### THE REQUEST
Retype each line exactly. Skip images.

### ENTRIES SUPPLIED
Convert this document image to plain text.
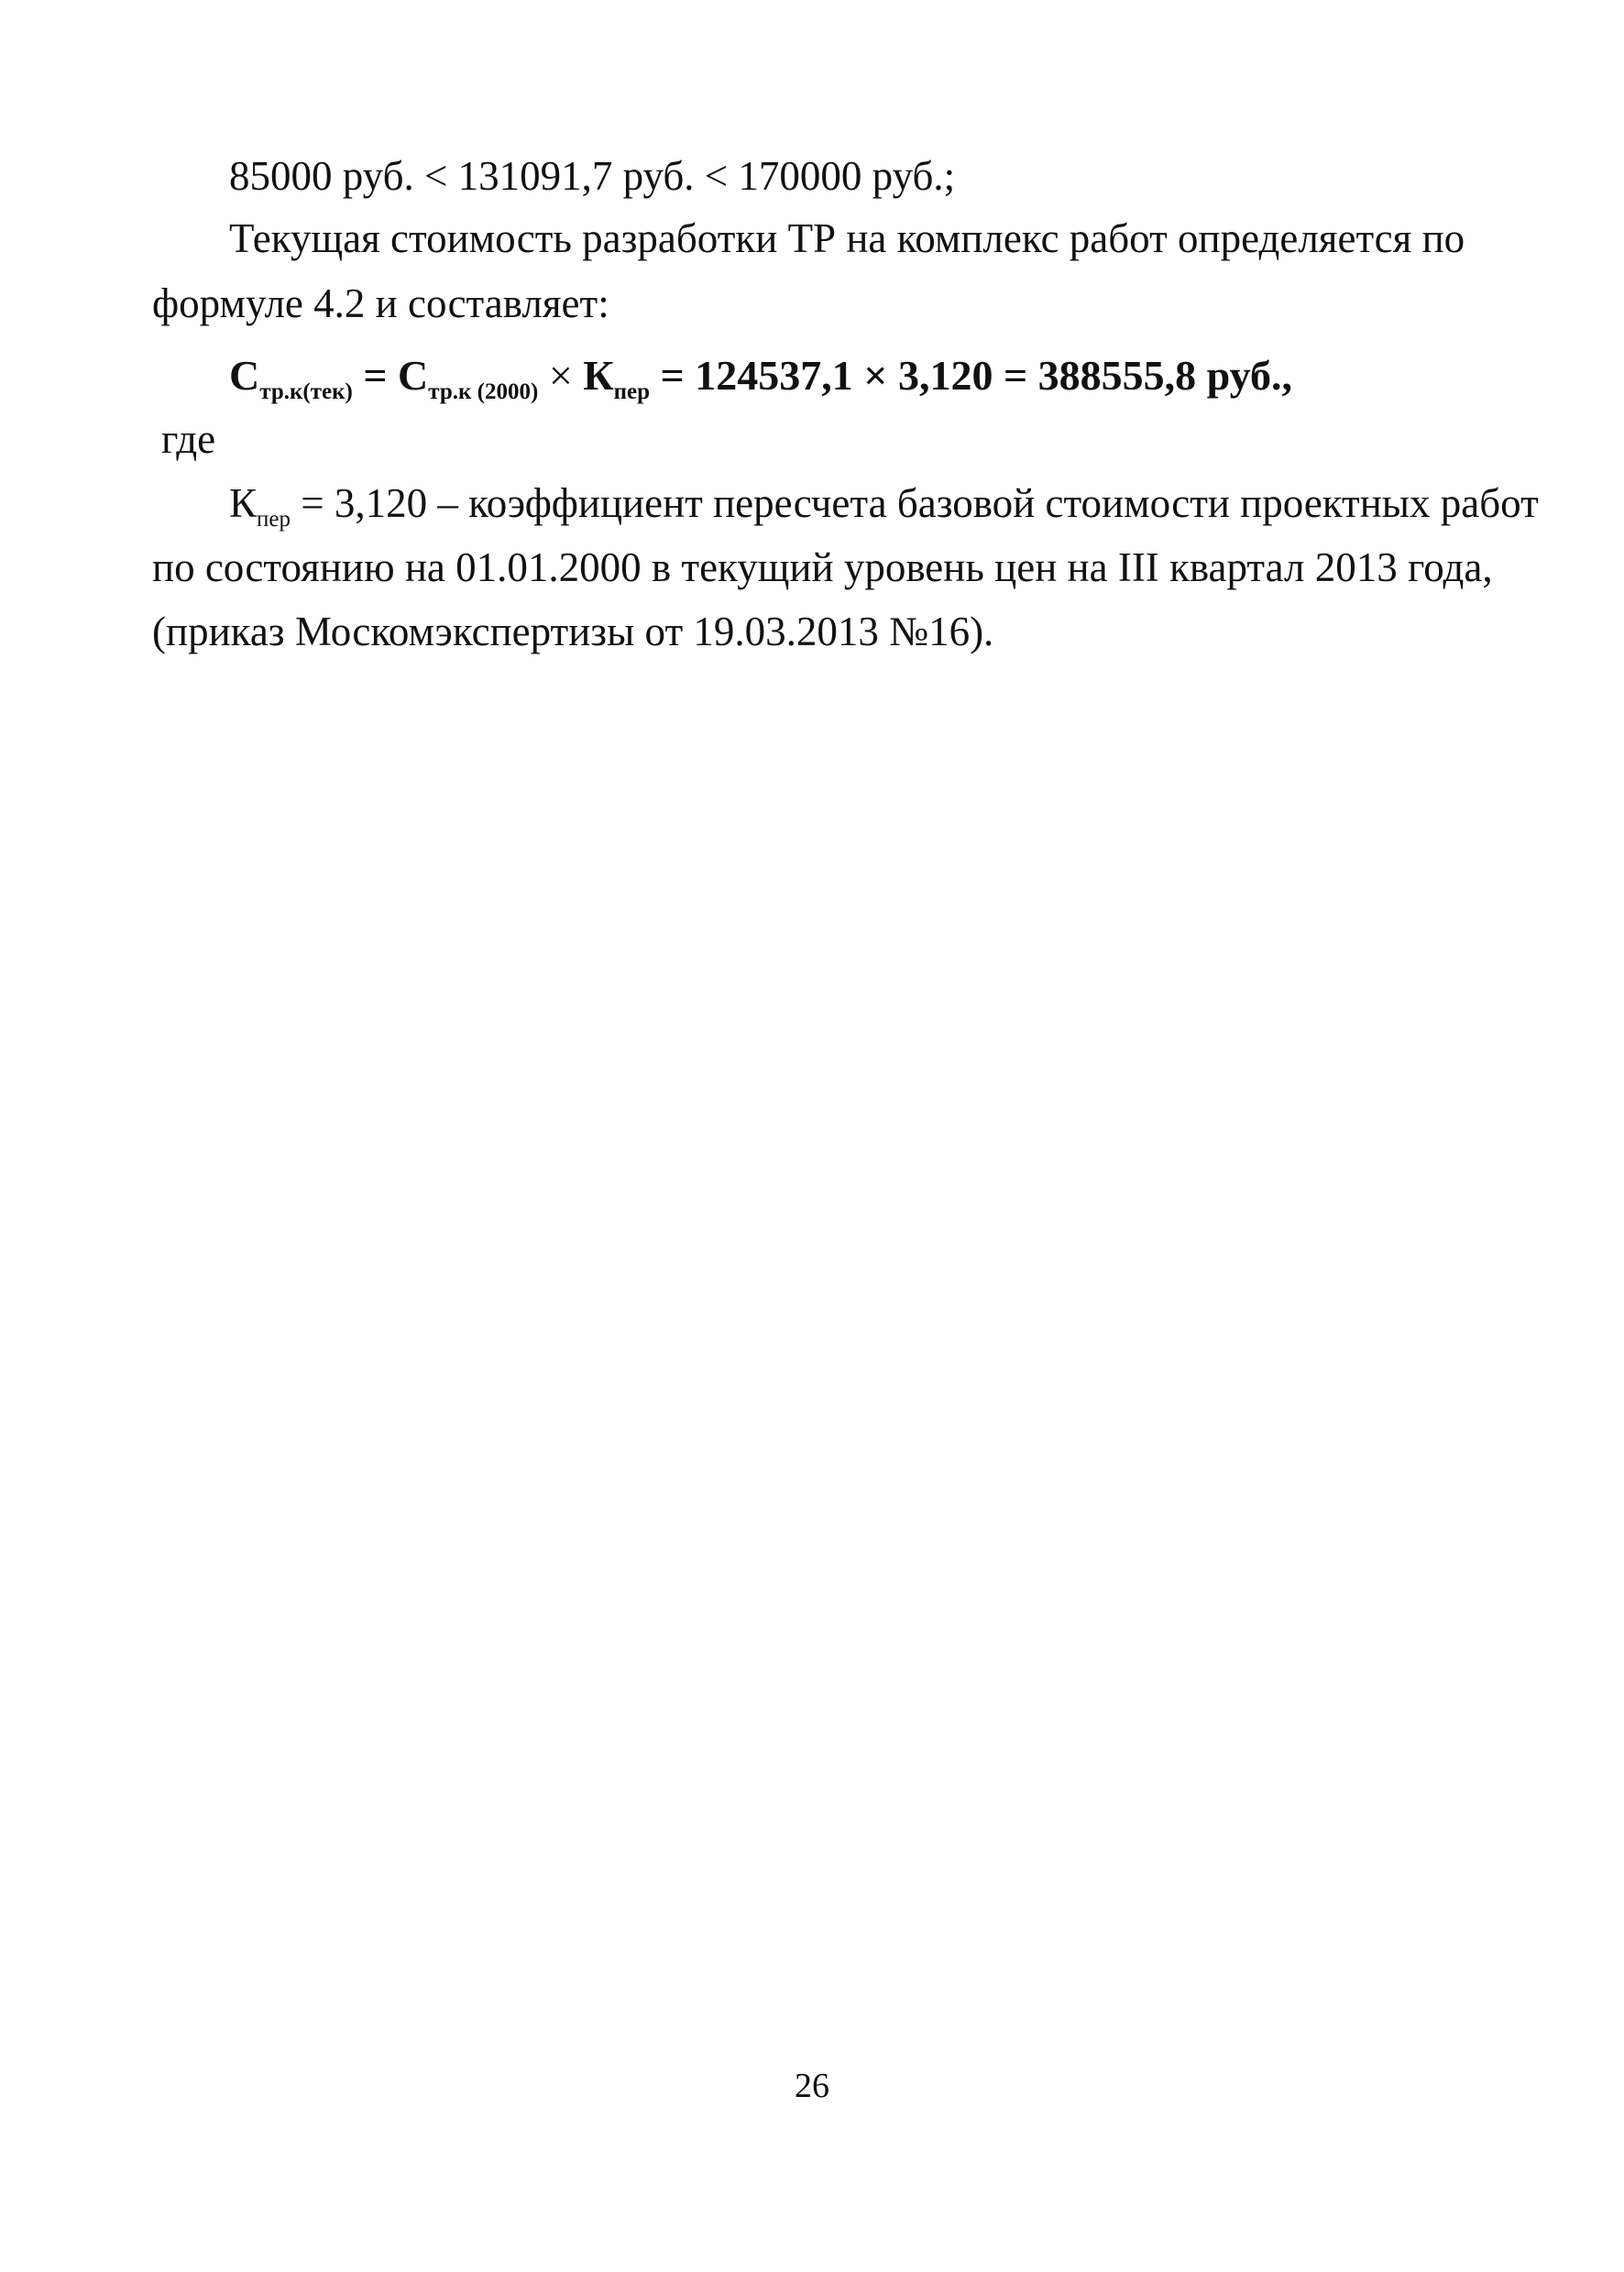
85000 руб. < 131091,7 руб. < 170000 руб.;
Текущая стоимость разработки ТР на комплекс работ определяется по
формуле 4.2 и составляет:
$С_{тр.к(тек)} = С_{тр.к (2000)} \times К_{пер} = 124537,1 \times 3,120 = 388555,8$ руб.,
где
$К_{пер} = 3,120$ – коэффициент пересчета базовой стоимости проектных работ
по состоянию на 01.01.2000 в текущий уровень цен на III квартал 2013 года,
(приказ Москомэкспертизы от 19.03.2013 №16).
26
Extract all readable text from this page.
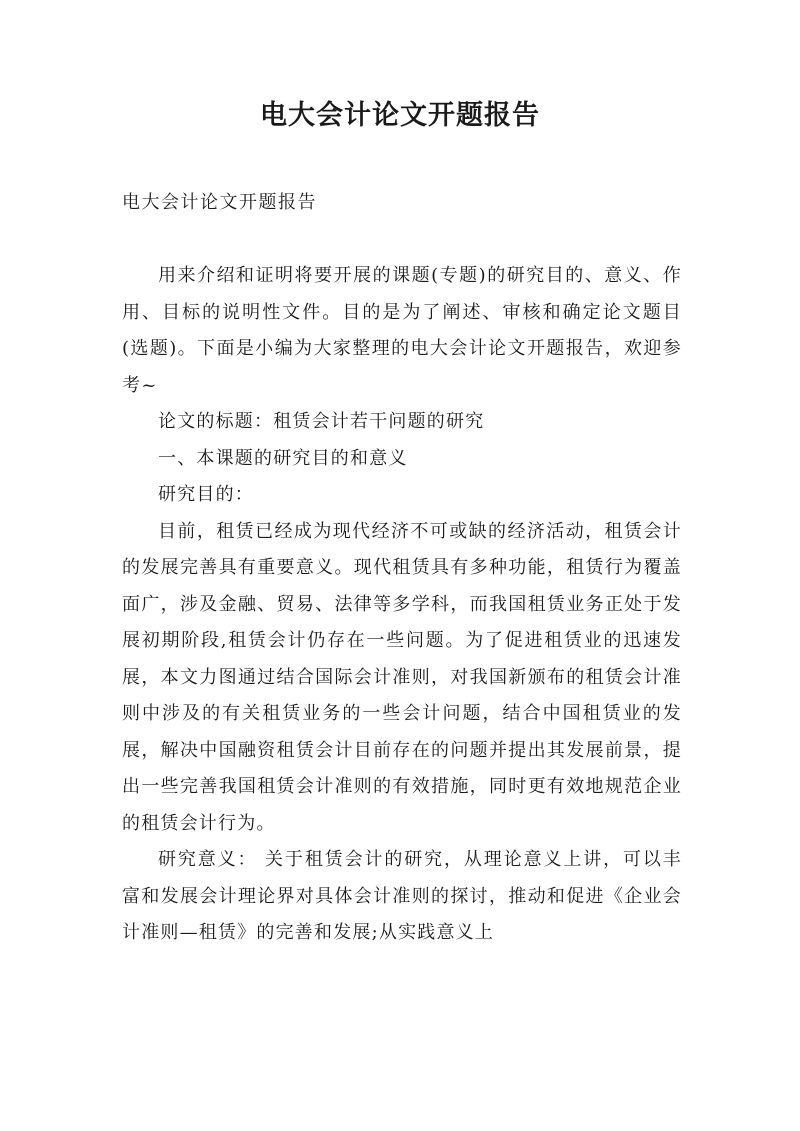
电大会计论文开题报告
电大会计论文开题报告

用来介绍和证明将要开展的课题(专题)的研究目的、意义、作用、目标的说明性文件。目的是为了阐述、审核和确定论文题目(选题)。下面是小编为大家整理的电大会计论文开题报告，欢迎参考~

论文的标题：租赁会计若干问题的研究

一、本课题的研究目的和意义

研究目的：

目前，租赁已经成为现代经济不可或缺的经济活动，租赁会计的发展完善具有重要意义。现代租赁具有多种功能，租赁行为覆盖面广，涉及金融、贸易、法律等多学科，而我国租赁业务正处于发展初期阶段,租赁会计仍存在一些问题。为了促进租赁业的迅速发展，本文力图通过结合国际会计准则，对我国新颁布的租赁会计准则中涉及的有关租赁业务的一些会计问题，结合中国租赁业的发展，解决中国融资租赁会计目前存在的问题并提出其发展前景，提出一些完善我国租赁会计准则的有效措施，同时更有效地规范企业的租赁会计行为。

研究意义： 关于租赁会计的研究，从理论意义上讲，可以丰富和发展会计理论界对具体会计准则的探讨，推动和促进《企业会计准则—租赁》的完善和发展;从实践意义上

### SOLUTION FOR THIS PROBLEM
Convert this document image to plain text.
85000 руб. < 131091,7 руб. < 170000 руб.;
Текущая стоимость разработки ТР на комплекс работ определяется по
формуле 4.2 и составляет:
$С_{тр.к(тек)} = С_{тр.к (2000)} \times К_{пер} = 124537,1 \times 3,120 = 388555,8$ руб.,
где
$К_{пер} = 3,120$ – коэффициент пересчета базовой стоимости проектных работ
по состоянию на 01.01.2000 в текущий уровень цен на III квартал 2013 года,
(приказ Москомэкспертизы от 19.03.2013 №16).
26
Extract all readable text from this page.
电大会计论文开题报告
电大会计论文开题报告

用来介绍和证明将要开展的课题(专题)的研究目的、意义、作用、目标的说明性文件。目的是为了阐述、审核和确定论文题目(选题)。下面是小编为大家整理的电大会计论文开题报告，欢迎参考~

论文的标题：租赁会计若干问题的研究

一、本课题的研究目的和意义

研究目的：

目前，租赁已经成为现代经济不可或缺的经济活动，租赁会计的发展完善具有重要意义。现代租赁具有多种功能，租赁行为覆盖面广，涉及金融、贸易、法律等多学科，而我国租赁业务正处于发展初期阶段,租赁会计仍存在一些问题。为了促进租赁业的迅速发展，本文力图通过结合国际会计准则，对我国新颁布的租赁会计准则中涉及的有关租赁业务的一些会计问题，结合中国租赁业的发展，解决中国融资租赁会计目前存在的问题并提出其发展前景，提出一些完善我国租赁会计准则的有效措施，同时更有效地规范企业的租赁会计行为。

研究意义： 关于租赁会计的研究，从理论意义上讲，可以丰富和发展会计理论界对具体会计准则的探讨，推动和促进《企业会计准则—租赁》的完善和发展;从实践意义上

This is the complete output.